=== DATA TO PROCESS ===
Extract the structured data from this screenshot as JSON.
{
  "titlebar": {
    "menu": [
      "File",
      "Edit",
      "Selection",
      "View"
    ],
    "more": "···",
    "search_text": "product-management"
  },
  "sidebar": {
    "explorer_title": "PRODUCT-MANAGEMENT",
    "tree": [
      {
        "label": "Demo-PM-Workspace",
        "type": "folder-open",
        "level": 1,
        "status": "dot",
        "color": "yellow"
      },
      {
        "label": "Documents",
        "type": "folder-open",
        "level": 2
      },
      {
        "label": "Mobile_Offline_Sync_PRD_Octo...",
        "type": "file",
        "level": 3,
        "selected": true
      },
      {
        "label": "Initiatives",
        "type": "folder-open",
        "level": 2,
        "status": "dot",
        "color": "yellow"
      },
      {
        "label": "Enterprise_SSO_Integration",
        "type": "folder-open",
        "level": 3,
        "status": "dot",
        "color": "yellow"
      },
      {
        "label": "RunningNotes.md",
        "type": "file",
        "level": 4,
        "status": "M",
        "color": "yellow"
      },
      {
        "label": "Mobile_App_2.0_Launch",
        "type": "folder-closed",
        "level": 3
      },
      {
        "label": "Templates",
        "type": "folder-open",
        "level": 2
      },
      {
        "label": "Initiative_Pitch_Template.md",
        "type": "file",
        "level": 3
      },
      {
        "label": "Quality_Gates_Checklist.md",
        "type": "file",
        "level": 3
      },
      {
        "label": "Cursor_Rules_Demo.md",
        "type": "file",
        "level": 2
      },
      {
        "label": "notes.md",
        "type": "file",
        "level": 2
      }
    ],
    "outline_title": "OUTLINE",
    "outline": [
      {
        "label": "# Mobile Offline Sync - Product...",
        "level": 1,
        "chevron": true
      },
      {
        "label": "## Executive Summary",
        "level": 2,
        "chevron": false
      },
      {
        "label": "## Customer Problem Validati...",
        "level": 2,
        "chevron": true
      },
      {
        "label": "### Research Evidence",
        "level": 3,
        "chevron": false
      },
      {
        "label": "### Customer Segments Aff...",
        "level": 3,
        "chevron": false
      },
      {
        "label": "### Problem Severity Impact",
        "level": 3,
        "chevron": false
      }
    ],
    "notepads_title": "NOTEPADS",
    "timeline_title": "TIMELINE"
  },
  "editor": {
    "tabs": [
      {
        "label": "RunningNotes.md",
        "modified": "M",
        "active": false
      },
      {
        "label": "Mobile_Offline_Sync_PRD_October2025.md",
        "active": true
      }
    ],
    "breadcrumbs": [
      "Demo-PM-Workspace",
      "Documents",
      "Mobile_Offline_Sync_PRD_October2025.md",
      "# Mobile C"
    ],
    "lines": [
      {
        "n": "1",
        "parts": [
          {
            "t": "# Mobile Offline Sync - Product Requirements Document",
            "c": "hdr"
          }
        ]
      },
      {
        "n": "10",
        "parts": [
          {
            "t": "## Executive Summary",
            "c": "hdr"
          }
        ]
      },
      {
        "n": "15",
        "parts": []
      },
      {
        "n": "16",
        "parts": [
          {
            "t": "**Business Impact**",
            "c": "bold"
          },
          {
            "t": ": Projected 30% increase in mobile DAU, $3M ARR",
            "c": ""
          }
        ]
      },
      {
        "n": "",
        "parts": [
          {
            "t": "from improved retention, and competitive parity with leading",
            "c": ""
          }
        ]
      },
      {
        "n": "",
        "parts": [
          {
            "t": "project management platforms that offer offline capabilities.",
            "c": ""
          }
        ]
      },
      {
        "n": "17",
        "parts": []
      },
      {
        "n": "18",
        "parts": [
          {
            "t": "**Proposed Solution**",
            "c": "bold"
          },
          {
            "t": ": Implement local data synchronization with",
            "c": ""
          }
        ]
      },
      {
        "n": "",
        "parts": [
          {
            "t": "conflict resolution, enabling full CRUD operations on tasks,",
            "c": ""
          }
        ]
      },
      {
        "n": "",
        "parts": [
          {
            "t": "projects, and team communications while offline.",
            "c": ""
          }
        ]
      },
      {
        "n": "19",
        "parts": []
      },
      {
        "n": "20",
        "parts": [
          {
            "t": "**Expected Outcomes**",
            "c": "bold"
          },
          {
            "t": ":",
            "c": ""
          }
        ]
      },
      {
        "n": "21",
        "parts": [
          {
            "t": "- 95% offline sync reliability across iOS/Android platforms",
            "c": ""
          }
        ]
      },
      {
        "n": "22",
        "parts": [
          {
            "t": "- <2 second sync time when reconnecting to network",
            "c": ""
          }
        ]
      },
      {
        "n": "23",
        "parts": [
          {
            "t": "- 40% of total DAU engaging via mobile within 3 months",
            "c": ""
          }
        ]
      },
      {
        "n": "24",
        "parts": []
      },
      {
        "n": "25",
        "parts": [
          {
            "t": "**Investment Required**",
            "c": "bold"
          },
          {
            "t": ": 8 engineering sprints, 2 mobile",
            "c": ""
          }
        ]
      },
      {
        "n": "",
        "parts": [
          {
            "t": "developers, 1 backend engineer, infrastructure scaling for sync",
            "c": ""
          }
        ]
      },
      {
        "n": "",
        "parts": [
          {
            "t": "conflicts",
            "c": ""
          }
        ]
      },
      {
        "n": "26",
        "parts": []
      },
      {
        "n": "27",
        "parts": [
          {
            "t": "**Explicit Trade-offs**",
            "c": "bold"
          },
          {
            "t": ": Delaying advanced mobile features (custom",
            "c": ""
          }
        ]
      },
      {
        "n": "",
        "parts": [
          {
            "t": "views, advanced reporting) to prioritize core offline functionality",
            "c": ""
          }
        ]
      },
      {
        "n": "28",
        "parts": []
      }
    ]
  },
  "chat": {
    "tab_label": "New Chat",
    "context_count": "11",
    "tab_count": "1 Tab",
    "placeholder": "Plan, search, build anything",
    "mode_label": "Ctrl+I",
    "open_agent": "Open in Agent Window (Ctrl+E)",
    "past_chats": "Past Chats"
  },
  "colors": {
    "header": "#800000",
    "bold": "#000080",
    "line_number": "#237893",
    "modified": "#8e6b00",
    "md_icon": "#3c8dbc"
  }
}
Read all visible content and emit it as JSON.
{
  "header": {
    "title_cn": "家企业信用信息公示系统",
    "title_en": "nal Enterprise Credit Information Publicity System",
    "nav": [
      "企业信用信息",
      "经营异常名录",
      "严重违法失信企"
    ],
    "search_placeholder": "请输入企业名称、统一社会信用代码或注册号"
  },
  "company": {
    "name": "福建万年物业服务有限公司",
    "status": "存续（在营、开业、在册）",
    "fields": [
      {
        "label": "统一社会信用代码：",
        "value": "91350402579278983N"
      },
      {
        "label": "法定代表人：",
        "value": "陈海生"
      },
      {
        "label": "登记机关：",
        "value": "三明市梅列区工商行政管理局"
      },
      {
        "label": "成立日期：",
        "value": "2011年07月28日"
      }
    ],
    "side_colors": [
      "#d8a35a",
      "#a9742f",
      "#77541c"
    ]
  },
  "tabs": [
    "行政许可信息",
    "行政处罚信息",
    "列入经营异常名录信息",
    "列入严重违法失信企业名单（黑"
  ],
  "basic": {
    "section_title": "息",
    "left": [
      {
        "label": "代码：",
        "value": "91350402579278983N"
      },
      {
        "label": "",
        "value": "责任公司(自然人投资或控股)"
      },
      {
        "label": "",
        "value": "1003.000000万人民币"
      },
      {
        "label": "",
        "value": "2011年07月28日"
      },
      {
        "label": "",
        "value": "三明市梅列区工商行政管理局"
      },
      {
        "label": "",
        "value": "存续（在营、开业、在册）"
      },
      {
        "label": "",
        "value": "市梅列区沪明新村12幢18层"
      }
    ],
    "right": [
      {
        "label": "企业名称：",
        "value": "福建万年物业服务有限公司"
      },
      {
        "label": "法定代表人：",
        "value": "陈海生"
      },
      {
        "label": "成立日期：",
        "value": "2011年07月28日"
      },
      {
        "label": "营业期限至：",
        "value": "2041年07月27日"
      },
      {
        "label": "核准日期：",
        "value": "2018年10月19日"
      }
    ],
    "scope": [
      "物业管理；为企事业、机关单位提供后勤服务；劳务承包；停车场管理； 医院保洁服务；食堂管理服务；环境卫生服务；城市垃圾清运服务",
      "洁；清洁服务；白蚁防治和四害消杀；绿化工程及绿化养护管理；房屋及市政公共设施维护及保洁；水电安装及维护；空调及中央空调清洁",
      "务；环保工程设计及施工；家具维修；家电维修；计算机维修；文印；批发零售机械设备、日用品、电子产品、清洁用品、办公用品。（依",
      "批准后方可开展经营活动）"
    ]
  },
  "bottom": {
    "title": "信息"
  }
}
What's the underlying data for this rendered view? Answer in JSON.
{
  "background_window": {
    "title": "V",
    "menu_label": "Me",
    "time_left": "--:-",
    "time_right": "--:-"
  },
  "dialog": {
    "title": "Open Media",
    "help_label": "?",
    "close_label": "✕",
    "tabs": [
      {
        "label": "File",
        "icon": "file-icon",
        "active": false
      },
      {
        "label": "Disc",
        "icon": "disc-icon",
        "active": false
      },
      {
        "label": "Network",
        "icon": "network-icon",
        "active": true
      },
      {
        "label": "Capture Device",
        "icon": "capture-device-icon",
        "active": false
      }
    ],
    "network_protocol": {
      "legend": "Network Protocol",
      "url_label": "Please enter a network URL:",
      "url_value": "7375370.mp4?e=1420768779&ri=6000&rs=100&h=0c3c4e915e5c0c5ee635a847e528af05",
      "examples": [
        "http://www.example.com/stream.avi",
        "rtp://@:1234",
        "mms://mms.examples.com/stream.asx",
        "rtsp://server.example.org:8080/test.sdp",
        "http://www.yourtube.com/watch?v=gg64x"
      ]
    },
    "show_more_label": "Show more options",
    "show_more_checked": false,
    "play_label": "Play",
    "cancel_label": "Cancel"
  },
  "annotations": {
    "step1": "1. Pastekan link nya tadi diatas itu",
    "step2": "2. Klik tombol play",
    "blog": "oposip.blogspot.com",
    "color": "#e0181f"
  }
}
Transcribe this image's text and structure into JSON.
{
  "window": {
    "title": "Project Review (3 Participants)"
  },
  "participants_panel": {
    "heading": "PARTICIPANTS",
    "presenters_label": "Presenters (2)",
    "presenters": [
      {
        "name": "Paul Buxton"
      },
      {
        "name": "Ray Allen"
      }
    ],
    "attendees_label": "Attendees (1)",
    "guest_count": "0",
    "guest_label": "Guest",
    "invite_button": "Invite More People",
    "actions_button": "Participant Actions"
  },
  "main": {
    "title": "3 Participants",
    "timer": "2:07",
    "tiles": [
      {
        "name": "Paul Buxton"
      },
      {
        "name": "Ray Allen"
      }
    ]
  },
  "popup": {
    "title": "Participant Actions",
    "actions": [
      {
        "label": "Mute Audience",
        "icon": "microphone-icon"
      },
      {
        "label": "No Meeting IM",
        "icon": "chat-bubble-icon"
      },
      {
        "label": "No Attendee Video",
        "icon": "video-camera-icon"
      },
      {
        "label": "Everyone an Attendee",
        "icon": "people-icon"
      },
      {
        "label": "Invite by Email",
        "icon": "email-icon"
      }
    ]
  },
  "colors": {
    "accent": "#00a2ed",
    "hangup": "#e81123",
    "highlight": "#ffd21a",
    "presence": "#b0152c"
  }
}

=== AIM OF THE EXERCISE ===
Gather every line from the listing above in which the word "http" appears.

=== TASK ANSWER ===
        "http://www.example.com/stream.avi",
        "http://www.yourtube.com/watch?v=gg64x"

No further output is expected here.